● Problem details
Your task is to repeat the lines below exactly, excluding any pictures they contain.

Data records
** START **

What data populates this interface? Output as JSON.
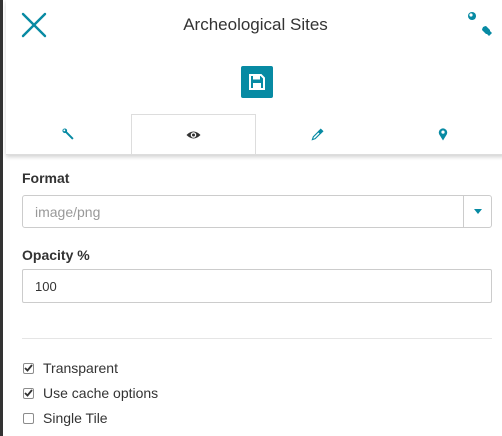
{
  "header": {
    "title": "Archeological Sites",
    "close_icon": "close-icon",
    "settings_icon": "wrench-icon",
    "save_icon": "floppy-disk-icon",
    "accent_color": "#078aa3"
  },
  "tabs": [
    {
      "icon": "wrench-icon",
      "active": false
    },
    {
      "icon": "eye-icon",
      "active": true
    },
    {
      "icon": "eyedropper-icon",
      "active": false
    },
    {
      "icon": "map-marker-icon",
      "active": false
    }
  ],
  "format": {
    "label": "Format",
    "value": "image/png"
  },
  "opacity": {
    "label": "Opacity %",
    "value": "100"
  },
  "options": [
    {
      "label": "Transparent",
      "checked": true
    },
    {
      "label": "Use cache options",
      "checked": true
    },
    {
      "label": "Single Tile",
      "checked": false
    }
  ]
}
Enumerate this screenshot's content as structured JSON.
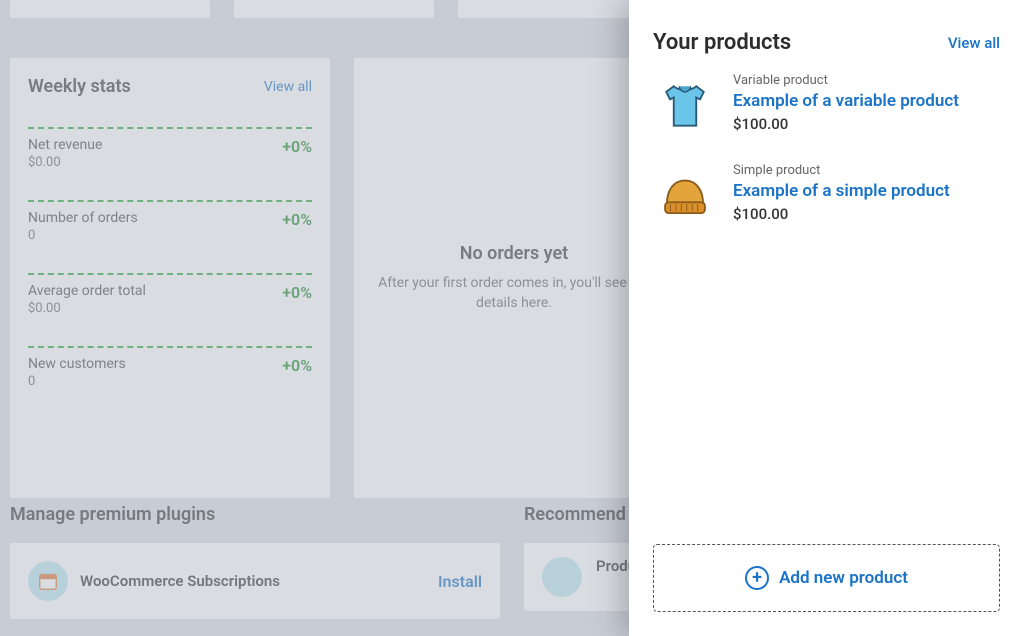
{
  "weekly_stats": {
    "title": "Weekly stats",
    "view_all": "View all",
    "items": [
      {
        "label": "Net revenue",
        "value": "$0.00",
        "pct": "+0%"
      },
      {
        "label": "Number of orders",
        "value": "0",
        "pct": "+0%"
      },
      {
        "label": "Average order total",
        "value": "$0.00",
        "pct": "+0%"
      },
      {
        "label": "New customers",
        "value": "0",
        "pct": "+0%"
      }
    ]
  },
  "orders_empty": {
    "title": "No orders yet",
    "desc": "After your first order comes in, you'll see the details here."
  },
  "manage_plugins": {
    "title": "Manage premium plugins",
    "plugin_name": "WooCommerce Subscriptions",
    "install": "Install"
  },
  "recommended": {
    "title": "Recommend",
    "item_title": "Product Vendors"
  },
  "your_products": {
    "title": "Your products",
    "view_all": "View all",
    "items": [
      {
        "type": "Variable product",
        "title": "Example of a variable product",
        "price": "$100.00",
        "thumb": "shirt"
      },
      {
        "type": "Simple product",
        "title": "Example of a simple product",
        "price": "$100.00",
        "thumb": "beanie"
      }
    ],
    "add_label": "Add new product"
  }
}
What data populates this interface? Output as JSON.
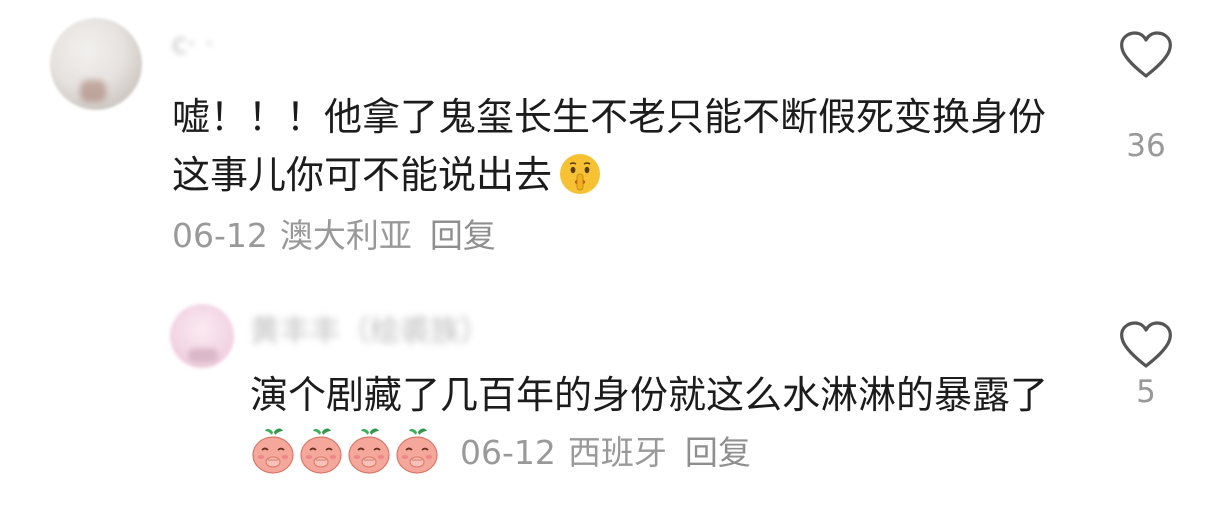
{
  "comments": [
    {
      "username": "c· ·",
      "text": "嘘！！！他拿了鬼玺长生不老只能不断假死变换身份这事儿你可不能说出去",
      "emoji": "shushing-face",
      "date": "06-12",
      "location": "澳大利亚",
      "reply_label": "回复",
      "like_count": "36"
    },
    {
      "username": "黄丰丰（绘裘族）",
      "text": "演个剧藏了几百年的身份就这么水淋淋的暴露了",
      "emoji": "peach-face-covering-mouth",
      "emoji_count": 4,
      "date": "06-12",
      "location": "西班牙",
      "reply_label": "回复",
      "like_count": "5"
    }
  ],
  "colors": {
    "text": "#1c1c1c",
    "meta": "#999999",
    "heart_outline": "#555555"
  }
}
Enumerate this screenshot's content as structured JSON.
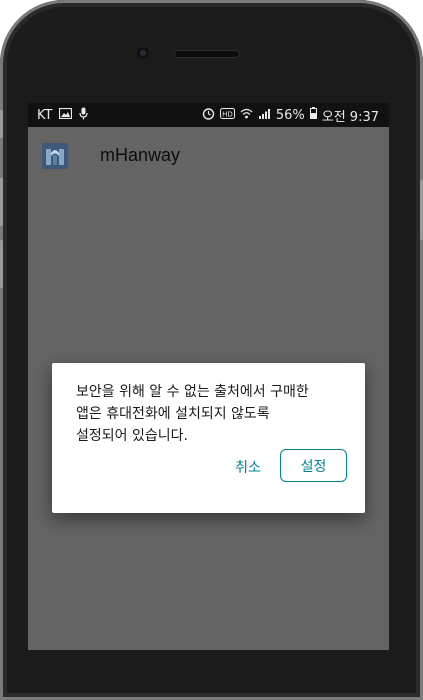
{
  "status_bar": {
    "carrier": "KT",
    "battery_percent": "56%",
    "time": "오전 9:37",
    "icons_left": [
      "image-icon",
      "mic-icon"
    ],
    "icons_right": [
      "alarm-icon",
      "hd-icon",
      "wifi-icon",
      "signal-icon",
      "battery-icon"
    ]
  },
  "app_bar": {
    "title": "mHanway",
    "logo": "app-logo-icon"
  },
  "dialog": {
    "message": "보안을 위해 알 수 없는 출처에서 구매한\n앱은 휴대전화에 설치되지 않도록\n설정되어 있습니다.",
    "cancel_label": "취소",
    "confirm_label": "설정"
  },
  "colors": {
    "accent": "#00838f",
    "scrim": "#646464",
    "status_bar": "#111111",
    "phone_body": "#1b1b1b"
  }
}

** END **

● Correct response
What data populates this interface? Output as JSON.
{
  "header": {
    "title": "Archeological Sites",
    "close_icon": "close-icon",
    "settings_icon": "wrench-icon",
    "save_icon": "floppy-disk-icon",
    "accent_color": "#078aa3"
  },
  "tabs": [
    {
      "icon": "wrench-icon",
      "active": false
    },
    {
      "icon": "eye-icon",
      "active": true
    },
    {
      "icon": "eyedropper-icon",
      "active": false
    },
    {
      "icon": "map-marker-icon",
      "active": false
    }
  ],
  "format": {
    "label": "Format",
    "value": "image/png"
  },
  "opacity": {
    "label": "Opacity %",
    "value": "100"
  },
  "options": [
    {
      "label": "Transparent",
      "checked": true
    },
    {
      "label": "Use cache options",
      "checked": true
    },
    {
      "label": "Single Tile",
      "checked": false
    }
  ]
}
Enumerate this screenshot's content as structured JSON.
{
  "weekly_stats": {
    "title": "Weekly stats",
    "view_all": "View all",
    "items": [
      {
        "label": "Net revenue",
        "value": "$0.00",
        "pct": "+0%"
      },
      {
        "label": "Number of orders",
        "value": "0",
        "pct": "+0%"
      },
      {
        "label": "Average order total",
        "value": "$0.00",
        "pct": "+0%"
      },
      {
        "label": "New customers",
        "value": "0",
        "pct": "+0%"
      }
    ]
  },
  "orders_empty": {
    "title": "No orders yet",
    "desc": "After your first order comes in, you'll see the details here."
  },
  "manage_plugins": {
    "title": "Manage premium plugins",
    "plugin_name": "WooCommerce Subscriptions",
    "install": "Install"
  },
  "recommended": {
    "title": "Recommend",
    "item_title": "Product Vendors"
  },
  "your_products": {
    "title": "Your products",
    "view_all": "View all",
    "items": [
      {
        "type": "Variable product",
        "title": "Example of a variable product",
        "price": "$100.00",
        "thumb": "shirt"
      },
      {
        "type": "Simple product",
        "title": "Example of a simple product",
        "price": "$100.00",
        "thumb": "beanie"
      }
    ],
    "add_label": "Add new product"
  }
}
What data populates this interface? Output as JSON.
{
  "comments": [
    {
      "username": "c· ·",
      "text": "嘘！！！他拿了鬼玺长生不老只能不断假死变换身份这事儿你可不能说出去",
      "emoji": "shushing-face",
      "date": "06-12",
      "location": "澳大利亚",
      "reply_label": "回复",
      "like_count": "36"
    },
    {
      "username": "黄丰丰（绘裘族）",
      "text": "演个剧藏了几百年的身份就这么水淋淋的暴露了",
      "emoji": "peach-face-covering-mouth",
      "emoji_count": 4,
      "date": "06-12",
      "location": "西班牙",
      "reply_label": "回复",
      "like_count": "5"
    }
  ],
  "colors": {
    "text": "#1c1c1c",
    "meta": "#999999",
    "heart_outline": "#555555"
  }
}
Enumerate this screenshot's content as structured JSON.
{
  "status_bar": {
    "carrier": "KT",
    "battery_percent": "56%",
    "time": "오전 9:37",
    "icons_left": [
      "image-icon",
      "mic-icon"
    ],
    "icons_right": [
      "alarm-icon",
      "hd-icon",
      "wifi-icon",
      "signal-icon",
      "battery-icon"
    ]
  },
  "app_bar": {
    "title": "mHanway",
    "logo": "app-logo-icon"
  },
  "dialog": {
    "message": "보안을 위해 알 수 없는 출처에서 구매한\n앱은 휴대전화에 설치되지 않도록\n설정되어 있습니다.",
    "cancel_label": "취소",
    "confirm_label": "설정"
  },
  "colors": {
    "accent": "#00838f",
    "scrim": "#646464",
    "status_bar": "#111111",
    "phone_body": "#1b1b1b"
  }
}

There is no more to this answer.